Items listed in a dataset:
==============================
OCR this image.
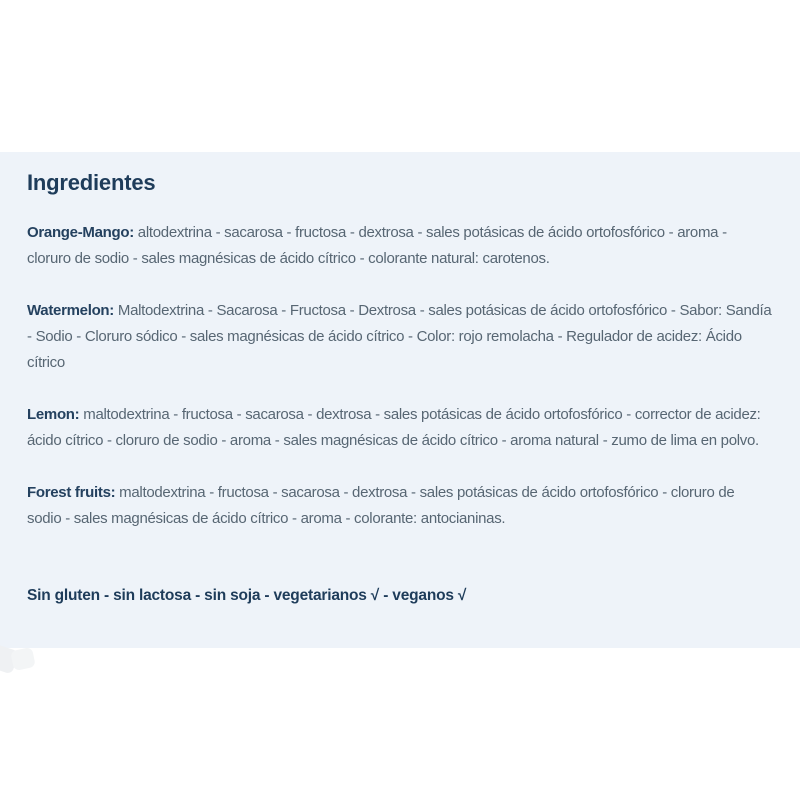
Ingredientes

Orange-Mango: altodextrina - sacarosa - fructosa - dextrosa - sales potásicas de ácido ortofosfórico - aroma - cloruro de sodio - sales magnésicas de ácido cítrico - colorante natural: carotenos.

Watermelon: Maltodextrina - Sacarosa - Fructosa - Dextrosa - sales potásicas de ácido ortofosfórico - Sabor: Sandía - Sodio - Cloruro sódico - sales magnésicas de ácido cítrico - Color: rojo remolacha - Regulador de acidez: Ácido cítrico

Lemon: maltodextrina - fructosa - sacarosa - dextrosa - sales potásicas de ácido ortofosfórico - corrector de acidez: ácido cítrico - cloruro de sodio - aroma - sales magnésicas de ácido cítrico - aroma natural - zumo de lima en polvo.

Forest fruits: maltodextrina - fructosa - sacarosa - dextrosa - sales potásicas de ácido ortofosfórico - cloruro de sodio - sales magnésicas de ácido cítrico - aroma - colorante: antocianinas.

Sin gluten - sin lactosa - sin soja - vegetarianos √ - veganos √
==============================
- **REQUIRED TASK**: What is the number of lines in the data that hold the word "magnésicas"? Reply with that number and nothing else.

- **RESULT**: 4